**** TASK MATERIAL

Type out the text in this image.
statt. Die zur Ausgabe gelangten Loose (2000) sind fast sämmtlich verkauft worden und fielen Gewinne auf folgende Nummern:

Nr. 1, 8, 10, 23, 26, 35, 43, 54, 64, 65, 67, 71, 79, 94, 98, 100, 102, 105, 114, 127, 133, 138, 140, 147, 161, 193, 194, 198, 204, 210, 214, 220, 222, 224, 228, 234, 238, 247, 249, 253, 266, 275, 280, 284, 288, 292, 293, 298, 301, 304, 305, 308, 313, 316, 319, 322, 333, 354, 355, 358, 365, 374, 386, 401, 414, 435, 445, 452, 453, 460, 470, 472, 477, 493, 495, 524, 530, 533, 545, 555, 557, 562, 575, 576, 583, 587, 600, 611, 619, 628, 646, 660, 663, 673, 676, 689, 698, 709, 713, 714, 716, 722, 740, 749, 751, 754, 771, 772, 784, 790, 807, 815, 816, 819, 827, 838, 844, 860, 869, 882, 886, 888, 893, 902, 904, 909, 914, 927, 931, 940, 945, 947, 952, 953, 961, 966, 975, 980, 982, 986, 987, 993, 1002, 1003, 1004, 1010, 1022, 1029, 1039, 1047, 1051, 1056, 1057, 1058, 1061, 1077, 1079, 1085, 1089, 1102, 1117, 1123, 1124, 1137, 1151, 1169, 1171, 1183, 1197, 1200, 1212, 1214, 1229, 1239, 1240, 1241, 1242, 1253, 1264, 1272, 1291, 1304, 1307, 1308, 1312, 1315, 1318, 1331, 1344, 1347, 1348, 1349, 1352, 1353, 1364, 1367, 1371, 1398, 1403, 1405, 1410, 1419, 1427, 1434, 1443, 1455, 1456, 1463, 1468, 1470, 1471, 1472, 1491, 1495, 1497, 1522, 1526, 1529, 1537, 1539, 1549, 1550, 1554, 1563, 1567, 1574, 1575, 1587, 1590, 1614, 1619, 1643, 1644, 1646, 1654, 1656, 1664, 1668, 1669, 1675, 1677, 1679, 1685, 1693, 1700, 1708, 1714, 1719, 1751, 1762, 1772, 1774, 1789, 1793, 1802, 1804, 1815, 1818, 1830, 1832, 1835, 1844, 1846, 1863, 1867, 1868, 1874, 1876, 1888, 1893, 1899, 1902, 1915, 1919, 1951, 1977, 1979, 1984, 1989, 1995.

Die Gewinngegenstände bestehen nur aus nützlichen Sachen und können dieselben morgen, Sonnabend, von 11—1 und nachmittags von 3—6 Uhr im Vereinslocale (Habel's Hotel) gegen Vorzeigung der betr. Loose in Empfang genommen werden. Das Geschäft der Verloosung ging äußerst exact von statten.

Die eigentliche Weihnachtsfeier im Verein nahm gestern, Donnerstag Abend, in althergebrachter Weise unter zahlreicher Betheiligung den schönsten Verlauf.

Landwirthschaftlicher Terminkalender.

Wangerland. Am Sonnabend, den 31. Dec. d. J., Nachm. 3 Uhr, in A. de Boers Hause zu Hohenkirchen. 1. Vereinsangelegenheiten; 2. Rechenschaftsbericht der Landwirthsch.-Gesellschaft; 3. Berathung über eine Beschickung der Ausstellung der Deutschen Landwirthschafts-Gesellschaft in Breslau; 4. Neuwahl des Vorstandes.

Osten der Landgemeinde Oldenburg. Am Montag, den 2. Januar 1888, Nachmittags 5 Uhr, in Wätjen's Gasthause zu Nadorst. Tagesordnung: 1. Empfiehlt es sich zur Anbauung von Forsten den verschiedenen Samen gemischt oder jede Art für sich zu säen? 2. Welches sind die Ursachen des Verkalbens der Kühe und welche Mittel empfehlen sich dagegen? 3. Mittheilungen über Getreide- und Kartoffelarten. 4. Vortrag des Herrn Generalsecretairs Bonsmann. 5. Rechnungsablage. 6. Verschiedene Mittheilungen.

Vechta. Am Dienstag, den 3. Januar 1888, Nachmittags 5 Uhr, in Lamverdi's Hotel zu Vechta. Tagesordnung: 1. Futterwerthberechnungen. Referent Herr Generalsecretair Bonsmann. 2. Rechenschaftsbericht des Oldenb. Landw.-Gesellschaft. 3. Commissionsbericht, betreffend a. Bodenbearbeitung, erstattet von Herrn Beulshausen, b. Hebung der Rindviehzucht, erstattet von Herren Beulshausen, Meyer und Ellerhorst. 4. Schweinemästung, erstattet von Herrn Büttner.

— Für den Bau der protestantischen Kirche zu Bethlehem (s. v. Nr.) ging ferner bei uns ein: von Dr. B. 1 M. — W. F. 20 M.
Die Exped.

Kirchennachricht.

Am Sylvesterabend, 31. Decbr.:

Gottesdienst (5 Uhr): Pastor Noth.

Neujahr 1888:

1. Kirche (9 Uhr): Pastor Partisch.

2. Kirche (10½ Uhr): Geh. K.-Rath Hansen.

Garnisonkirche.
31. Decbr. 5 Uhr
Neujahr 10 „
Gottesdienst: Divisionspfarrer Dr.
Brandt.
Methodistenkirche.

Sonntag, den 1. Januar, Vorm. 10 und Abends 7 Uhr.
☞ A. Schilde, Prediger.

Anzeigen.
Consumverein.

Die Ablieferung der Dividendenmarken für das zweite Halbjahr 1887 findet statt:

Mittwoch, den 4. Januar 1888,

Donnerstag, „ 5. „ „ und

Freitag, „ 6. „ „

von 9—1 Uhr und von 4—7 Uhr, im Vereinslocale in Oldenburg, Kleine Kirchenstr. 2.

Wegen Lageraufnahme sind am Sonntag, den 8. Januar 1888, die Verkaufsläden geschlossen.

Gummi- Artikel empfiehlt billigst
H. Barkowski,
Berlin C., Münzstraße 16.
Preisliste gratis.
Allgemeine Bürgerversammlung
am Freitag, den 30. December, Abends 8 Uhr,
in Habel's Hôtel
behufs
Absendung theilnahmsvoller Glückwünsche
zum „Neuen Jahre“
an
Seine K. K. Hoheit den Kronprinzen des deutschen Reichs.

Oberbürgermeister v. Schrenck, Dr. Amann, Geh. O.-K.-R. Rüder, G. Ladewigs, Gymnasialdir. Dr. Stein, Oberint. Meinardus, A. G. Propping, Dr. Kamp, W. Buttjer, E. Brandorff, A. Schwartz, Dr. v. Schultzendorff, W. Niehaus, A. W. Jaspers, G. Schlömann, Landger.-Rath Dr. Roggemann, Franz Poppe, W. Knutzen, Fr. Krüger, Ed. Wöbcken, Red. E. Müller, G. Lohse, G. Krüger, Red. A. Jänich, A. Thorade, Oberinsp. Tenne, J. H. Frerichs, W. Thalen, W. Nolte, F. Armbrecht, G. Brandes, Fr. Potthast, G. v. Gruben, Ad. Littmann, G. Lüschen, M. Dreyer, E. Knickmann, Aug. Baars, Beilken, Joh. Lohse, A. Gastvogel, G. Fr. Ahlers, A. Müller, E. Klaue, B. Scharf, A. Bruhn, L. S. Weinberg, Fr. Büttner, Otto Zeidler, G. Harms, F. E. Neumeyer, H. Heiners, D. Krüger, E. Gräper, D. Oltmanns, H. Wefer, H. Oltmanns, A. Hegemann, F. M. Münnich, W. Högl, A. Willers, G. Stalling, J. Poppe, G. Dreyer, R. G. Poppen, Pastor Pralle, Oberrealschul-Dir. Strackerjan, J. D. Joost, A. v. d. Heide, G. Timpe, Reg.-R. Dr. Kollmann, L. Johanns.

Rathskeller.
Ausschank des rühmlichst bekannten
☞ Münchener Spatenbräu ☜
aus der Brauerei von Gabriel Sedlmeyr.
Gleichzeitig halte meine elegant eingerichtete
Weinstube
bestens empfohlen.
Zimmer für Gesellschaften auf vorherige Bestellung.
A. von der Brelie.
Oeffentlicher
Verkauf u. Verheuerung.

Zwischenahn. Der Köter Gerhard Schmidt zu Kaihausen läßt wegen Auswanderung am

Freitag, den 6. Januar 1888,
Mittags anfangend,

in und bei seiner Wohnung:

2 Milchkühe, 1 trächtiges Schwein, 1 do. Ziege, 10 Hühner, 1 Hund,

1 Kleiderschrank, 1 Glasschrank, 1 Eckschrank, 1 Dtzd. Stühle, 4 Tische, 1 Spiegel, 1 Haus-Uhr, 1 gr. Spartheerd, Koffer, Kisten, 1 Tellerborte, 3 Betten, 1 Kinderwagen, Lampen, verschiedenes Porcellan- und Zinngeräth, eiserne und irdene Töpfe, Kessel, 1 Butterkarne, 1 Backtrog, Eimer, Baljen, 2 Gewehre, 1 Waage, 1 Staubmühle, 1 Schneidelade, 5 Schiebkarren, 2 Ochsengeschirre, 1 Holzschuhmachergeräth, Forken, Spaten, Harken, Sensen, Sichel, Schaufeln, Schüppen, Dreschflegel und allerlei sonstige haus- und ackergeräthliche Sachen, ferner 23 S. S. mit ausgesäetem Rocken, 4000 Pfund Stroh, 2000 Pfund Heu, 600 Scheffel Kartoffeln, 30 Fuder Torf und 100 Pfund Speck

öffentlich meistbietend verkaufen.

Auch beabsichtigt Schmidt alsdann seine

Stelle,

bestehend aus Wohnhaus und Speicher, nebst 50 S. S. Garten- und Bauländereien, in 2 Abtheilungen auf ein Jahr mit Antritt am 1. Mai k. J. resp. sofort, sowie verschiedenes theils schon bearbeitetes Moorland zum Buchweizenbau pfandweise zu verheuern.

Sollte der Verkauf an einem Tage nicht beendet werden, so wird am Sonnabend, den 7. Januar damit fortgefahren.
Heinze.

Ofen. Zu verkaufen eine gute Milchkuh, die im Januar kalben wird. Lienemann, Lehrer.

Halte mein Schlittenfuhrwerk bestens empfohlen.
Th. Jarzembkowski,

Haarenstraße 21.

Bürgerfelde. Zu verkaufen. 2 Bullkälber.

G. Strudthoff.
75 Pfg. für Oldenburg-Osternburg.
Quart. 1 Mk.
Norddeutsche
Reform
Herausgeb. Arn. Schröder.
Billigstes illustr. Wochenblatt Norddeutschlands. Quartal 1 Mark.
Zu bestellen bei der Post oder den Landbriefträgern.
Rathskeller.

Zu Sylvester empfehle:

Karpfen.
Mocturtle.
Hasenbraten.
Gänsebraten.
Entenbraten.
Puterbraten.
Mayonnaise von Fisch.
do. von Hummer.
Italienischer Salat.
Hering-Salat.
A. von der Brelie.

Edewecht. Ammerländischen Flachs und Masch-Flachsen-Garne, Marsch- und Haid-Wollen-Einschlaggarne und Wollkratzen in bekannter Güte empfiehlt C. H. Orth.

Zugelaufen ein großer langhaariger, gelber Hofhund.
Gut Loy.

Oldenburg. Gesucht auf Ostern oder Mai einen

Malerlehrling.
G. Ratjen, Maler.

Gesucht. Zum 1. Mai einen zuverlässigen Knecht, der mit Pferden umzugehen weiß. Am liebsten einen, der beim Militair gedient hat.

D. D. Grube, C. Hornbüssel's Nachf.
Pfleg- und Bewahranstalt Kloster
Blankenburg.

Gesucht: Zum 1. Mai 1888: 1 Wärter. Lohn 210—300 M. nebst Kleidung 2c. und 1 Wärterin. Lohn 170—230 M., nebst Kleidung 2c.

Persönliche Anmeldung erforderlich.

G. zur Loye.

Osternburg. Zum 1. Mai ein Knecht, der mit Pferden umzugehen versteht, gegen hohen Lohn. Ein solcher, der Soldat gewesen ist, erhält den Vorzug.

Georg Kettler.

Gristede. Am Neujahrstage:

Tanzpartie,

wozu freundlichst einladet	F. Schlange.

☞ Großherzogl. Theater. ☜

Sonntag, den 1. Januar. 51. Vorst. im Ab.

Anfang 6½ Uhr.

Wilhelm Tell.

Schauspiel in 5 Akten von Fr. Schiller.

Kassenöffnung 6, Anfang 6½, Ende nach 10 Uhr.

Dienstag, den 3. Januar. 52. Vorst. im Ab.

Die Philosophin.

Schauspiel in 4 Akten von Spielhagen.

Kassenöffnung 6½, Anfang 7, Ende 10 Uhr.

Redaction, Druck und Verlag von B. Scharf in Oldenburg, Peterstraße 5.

********

What is the number of lines in the records holding "Pferden"? Give the number alone.

2